#### Given records:
-- start --

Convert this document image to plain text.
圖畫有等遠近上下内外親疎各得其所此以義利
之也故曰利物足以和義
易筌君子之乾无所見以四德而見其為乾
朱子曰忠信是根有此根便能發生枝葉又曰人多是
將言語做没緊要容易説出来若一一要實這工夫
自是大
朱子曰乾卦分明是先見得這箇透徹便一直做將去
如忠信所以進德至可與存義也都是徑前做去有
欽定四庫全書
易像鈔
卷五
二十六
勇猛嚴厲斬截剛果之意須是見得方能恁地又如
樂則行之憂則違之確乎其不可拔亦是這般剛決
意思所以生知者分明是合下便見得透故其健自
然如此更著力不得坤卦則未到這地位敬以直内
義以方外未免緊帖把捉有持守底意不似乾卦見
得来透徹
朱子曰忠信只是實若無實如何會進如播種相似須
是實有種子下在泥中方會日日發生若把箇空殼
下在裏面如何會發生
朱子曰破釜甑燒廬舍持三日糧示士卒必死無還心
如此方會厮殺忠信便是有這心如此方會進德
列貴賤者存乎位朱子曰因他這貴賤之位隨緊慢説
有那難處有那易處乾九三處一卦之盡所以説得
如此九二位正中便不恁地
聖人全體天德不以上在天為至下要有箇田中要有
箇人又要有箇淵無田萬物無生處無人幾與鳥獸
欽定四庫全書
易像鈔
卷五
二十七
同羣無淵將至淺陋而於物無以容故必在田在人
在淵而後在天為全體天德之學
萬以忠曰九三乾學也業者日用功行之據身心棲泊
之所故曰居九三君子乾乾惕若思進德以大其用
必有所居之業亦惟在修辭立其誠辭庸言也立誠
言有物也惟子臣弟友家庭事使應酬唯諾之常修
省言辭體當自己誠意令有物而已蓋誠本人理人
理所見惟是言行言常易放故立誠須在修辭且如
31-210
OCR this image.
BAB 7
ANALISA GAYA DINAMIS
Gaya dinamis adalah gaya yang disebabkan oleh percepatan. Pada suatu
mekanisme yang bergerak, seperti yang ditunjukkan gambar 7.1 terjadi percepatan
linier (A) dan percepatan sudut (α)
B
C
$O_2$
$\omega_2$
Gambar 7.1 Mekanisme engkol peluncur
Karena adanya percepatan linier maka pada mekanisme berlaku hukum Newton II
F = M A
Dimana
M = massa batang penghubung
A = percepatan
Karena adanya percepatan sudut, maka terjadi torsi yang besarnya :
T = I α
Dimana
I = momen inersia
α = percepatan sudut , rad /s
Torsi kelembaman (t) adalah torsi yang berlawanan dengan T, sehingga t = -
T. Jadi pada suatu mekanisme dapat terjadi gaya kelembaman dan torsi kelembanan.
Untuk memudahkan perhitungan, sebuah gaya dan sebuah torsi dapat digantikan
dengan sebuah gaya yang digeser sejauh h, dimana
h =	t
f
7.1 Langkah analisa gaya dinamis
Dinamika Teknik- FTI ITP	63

-- end --

#### Exercise objective:
Faithfully transcribe the whole of the data.

#### Expected answer:
Convert this document image to plain text.
圖畫有等遠近上下内外親疎各得其所此以義利
之也故曰利物足以和義
易筌君子之乾无所見以四德而見其為乾
朱子曰忠信是根有此根便能發生枝葉又曰人多是
將言語做没緊要容易説出来若一一要實這工夫
自是大
朱子曰乾卦分明是先見得這箇透徹便一直做將去
如忠信所以進德至可與存義也都是徑前做去有
欽定四庫全書
易像鈔
卷五
二十六
勇猛嚴厲斬截剛果之意須是見得方能恁地又如
樂則行之憂則違之確乎其不可拔亦是這般剛決
意思所以生知者分明是合下便見得透故其健自
然如此更著力不得坤卦則未到這地位敬以直内
義以方外未免緊帖把捉有持守底意不似乾卦見
得来透徹
朱子曰忠信只是實若無實如何會進如播種相似須
是實有種子下在泥中方會日日發生若把箇空殼
下在裏面如何會發生
朱子曰破釜甑燒廬舍持三日糧示士卒必死無還心
如此方會厮殺忠信便是有這心如此方會進德
列貴賤者存乎位朱子曰因他這貴賤之位隨緊慢説
有那難處有那易處乾九三處一卦之盡所以説得
如此九二位正中便不恁地
聖人全體天德不以上在天為至下要有箇田中要有
箇人又要有箇淵無田萬物無生處無人幾與鳥獸
欽定四庫全書
易像鈔
卷五
二十七
同羣無淵將至淺陋而於物無以容故必在田在人
在淵而後在天為全體天德之學
萬以忠曰九三乾學也業者日用功行之據身心棲泊
之所故曰居九三君子乾乾惕若思進德以大其用
必有所居之業亦惟在修辭立其誠辭庸言也立誠
言有物也惟子臣弟友家庭事使應酬唯諾之常修
省言辭體當自己誠意令有物而已蓋誠本人理人
理所見惟是言行言常易放故立誠須在修辭且如
31-210
OCR this image.
BAB 7
ANALISA GAYA DINAMIS
Gaya dinamis adalah gaya yang disebabkan oleh percepatan. Pada suatu
mekanisme yang bergerak, seperti yang ditunjukkan gambar 7.1 terjadi percepatan
linier (A) dan percepatan sudut (α)
B
C
$O_2$
$\omega_2$
Gambar 7.1 Mekanisme engkol peluncur
Karena adanya percepatan linier maka pada mekanisme berlaku hukum Newton II
F = M A
Dimana
M = massa batang penghubung
A = percepatan
Karena adanya percepatan sudut, maka terjadi torsi yang besarnya :
T = I α
Dimana
I = momen inersia
α = percepatan sudut , rad /s
Torsi kelembaman (t) adalah torsi yang berlawanan dengan T, sehingga t = -
T. Jadi pada suatu mekanisme dapat terjadi gaya kelembaman dan torsi kelembanan.
Untuk memudahkan perhitungan, sebuah gaya dan sebuah torsi dapat digantikan
dengan sebuah gaya yang digeser sejauh h, dimana
h =	t
f
7.1 Langkah analisa gaya dinamis
Dinamika Teknik- FTI ITP	63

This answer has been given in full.